___ EXERCISE DATA

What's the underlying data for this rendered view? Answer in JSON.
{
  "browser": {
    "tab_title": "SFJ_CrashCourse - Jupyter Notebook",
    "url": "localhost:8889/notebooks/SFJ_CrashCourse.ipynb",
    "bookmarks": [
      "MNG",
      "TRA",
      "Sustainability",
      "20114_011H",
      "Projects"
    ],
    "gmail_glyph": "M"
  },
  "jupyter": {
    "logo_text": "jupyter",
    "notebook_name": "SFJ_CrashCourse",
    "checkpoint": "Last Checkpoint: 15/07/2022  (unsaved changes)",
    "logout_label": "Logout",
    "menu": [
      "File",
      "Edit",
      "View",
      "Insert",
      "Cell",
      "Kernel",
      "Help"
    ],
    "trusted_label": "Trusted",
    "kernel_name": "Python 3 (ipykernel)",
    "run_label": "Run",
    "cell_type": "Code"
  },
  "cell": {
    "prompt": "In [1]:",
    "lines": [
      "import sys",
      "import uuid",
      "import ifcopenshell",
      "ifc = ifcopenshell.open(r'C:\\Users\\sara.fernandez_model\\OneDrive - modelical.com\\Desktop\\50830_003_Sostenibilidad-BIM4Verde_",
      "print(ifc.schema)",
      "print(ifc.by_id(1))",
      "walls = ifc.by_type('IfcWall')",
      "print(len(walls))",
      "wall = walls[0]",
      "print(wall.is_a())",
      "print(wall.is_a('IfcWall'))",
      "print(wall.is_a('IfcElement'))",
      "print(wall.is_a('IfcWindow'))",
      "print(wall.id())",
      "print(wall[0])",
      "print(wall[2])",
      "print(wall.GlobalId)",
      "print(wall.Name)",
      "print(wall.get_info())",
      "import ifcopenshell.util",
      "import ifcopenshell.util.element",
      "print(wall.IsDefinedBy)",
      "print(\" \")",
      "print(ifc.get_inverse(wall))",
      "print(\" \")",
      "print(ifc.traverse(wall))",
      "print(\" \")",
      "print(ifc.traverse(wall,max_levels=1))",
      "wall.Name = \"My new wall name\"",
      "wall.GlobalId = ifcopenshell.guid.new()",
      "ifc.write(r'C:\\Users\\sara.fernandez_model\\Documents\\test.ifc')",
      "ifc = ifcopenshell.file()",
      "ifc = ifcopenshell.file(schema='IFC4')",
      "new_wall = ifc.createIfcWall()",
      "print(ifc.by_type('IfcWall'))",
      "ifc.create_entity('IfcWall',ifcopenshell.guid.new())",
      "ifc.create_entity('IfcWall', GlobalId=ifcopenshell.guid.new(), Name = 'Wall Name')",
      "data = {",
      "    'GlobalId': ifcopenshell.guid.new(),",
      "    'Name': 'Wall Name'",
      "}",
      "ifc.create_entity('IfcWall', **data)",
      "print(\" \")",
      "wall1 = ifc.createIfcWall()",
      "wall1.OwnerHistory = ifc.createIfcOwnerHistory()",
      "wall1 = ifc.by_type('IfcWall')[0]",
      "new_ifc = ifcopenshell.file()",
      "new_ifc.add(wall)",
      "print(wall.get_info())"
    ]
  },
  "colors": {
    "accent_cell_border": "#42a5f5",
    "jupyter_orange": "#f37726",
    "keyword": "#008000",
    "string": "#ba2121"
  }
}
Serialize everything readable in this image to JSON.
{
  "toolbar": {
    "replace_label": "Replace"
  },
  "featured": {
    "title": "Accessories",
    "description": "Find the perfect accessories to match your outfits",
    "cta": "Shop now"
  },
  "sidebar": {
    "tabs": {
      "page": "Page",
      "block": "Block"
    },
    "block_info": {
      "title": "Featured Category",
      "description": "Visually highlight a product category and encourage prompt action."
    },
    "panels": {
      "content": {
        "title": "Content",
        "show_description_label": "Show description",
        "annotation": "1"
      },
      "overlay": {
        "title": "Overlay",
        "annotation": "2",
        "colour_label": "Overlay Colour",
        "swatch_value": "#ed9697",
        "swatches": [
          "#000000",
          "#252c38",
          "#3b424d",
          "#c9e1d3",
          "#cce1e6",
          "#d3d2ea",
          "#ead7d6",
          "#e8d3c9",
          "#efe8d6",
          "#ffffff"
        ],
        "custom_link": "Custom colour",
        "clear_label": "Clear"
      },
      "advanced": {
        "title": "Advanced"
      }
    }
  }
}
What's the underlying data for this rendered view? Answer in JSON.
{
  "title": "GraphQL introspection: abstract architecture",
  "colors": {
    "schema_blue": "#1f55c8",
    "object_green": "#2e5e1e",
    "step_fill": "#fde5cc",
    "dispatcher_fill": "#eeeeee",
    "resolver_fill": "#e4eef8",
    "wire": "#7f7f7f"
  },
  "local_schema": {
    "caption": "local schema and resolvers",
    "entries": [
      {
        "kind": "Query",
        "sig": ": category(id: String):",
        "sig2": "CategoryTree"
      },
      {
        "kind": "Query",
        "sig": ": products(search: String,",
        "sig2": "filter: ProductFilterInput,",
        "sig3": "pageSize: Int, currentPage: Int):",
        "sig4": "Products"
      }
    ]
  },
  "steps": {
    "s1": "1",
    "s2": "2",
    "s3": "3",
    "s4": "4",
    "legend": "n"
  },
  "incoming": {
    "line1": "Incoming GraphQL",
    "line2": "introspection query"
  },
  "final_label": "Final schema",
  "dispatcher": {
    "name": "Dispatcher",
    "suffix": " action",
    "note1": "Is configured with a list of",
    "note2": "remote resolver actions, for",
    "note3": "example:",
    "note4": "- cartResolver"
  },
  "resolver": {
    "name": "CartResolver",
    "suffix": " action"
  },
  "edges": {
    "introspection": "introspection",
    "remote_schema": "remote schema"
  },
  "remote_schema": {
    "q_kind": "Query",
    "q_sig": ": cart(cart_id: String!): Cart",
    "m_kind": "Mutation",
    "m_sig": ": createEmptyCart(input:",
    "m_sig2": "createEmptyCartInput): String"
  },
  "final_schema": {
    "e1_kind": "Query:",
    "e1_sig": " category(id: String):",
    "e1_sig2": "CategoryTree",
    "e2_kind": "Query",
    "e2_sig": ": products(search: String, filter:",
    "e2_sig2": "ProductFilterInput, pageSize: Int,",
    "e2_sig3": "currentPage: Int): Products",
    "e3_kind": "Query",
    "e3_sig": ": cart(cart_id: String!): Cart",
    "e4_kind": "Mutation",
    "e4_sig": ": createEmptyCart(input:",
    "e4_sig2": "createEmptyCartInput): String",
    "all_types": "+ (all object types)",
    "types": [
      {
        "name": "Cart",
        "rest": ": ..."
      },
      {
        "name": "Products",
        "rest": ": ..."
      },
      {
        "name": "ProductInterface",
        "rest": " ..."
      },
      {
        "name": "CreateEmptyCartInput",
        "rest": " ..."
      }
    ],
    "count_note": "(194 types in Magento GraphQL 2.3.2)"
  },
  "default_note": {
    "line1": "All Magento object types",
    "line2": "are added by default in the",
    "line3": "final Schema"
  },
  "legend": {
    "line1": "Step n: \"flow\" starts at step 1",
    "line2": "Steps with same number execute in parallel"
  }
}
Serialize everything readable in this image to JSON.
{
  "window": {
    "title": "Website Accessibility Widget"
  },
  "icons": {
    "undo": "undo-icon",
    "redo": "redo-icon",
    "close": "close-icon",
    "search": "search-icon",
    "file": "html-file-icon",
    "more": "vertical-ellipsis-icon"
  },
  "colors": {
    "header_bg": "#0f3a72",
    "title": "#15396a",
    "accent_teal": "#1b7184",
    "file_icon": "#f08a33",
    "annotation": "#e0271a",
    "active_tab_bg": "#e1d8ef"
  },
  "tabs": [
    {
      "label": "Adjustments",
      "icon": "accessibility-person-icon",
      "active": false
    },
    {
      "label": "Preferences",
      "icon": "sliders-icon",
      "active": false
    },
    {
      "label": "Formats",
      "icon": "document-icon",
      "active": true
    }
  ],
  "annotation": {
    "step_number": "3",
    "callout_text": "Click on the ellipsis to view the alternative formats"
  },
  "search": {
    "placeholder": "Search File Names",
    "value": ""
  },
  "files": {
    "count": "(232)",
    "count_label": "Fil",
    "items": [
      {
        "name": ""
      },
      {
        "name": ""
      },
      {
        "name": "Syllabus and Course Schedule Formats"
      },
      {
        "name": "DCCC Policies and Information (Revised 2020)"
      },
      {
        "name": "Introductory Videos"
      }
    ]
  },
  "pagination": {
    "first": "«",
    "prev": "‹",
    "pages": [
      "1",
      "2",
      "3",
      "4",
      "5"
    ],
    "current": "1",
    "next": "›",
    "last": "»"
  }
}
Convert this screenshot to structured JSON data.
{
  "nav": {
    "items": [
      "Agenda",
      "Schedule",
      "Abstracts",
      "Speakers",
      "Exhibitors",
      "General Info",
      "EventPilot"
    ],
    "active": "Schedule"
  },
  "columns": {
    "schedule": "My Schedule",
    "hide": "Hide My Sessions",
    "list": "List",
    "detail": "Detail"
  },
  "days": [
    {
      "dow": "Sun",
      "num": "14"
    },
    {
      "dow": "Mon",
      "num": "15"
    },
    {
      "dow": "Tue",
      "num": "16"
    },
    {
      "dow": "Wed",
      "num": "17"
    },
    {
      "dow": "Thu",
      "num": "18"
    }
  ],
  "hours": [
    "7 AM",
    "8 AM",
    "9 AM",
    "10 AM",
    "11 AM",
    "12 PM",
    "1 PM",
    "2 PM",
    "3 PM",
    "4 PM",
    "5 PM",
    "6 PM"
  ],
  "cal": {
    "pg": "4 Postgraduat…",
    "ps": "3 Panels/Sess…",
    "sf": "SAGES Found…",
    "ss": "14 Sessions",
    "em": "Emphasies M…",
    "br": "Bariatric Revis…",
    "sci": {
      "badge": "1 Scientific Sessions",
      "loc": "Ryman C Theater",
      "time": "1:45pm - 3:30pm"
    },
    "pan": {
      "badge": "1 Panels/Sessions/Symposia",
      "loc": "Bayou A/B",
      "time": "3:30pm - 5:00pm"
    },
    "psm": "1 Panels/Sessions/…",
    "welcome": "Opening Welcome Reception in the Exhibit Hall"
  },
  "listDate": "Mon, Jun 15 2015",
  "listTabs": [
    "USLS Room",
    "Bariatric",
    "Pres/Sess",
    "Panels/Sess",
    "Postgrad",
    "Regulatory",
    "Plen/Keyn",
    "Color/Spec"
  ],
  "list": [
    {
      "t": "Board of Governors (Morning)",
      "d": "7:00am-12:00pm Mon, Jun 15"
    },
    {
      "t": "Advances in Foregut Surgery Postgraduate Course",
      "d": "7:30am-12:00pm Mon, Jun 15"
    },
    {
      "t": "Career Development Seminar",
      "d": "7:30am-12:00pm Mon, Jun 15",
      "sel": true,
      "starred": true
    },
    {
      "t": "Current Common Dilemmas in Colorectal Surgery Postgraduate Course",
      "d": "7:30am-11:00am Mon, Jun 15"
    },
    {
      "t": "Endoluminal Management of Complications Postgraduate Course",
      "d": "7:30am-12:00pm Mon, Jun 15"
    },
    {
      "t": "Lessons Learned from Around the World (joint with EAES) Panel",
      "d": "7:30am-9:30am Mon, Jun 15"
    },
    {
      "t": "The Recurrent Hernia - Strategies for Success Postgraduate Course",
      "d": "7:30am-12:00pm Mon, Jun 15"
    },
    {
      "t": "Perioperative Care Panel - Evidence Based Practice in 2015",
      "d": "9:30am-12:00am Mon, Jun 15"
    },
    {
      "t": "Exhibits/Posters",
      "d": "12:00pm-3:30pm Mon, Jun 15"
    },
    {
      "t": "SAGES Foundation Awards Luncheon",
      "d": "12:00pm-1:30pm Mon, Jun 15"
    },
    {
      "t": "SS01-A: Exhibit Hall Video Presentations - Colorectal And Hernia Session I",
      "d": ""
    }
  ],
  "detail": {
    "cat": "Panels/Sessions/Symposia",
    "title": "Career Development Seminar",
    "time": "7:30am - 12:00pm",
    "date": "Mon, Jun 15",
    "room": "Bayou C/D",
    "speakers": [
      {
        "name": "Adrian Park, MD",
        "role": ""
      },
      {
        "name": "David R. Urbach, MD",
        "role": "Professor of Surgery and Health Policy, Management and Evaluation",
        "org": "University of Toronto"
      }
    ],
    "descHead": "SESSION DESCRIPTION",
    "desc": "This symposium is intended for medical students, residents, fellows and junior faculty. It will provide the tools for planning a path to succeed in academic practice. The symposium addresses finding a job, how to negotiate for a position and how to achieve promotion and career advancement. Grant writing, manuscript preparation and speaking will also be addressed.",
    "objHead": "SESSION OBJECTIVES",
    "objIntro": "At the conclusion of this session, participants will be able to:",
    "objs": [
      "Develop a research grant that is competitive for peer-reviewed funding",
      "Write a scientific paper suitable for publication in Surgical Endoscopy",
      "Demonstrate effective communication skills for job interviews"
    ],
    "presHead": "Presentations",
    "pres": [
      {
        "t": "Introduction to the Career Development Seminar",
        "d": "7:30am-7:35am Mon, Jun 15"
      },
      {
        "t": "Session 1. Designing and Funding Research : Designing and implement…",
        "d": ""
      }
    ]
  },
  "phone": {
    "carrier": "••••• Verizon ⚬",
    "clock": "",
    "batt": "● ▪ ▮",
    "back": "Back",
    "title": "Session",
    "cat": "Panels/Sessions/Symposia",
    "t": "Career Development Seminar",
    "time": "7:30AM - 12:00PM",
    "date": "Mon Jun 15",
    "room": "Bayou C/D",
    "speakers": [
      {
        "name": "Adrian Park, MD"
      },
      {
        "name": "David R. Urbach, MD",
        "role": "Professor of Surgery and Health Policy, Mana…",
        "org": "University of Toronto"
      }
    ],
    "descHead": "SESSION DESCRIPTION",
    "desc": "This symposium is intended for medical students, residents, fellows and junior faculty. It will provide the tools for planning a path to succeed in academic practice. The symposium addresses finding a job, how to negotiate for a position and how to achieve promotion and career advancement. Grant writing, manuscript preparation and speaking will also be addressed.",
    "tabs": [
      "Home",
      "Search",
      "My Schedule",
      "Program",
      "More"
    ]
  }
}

______

TASK BRIEF: Copy every line of the entries above in which "util" occurs.

RESULT OF THIS EXERCISE:
      "import ifcopenshell.util",
      "import ifcopenshell.util.element",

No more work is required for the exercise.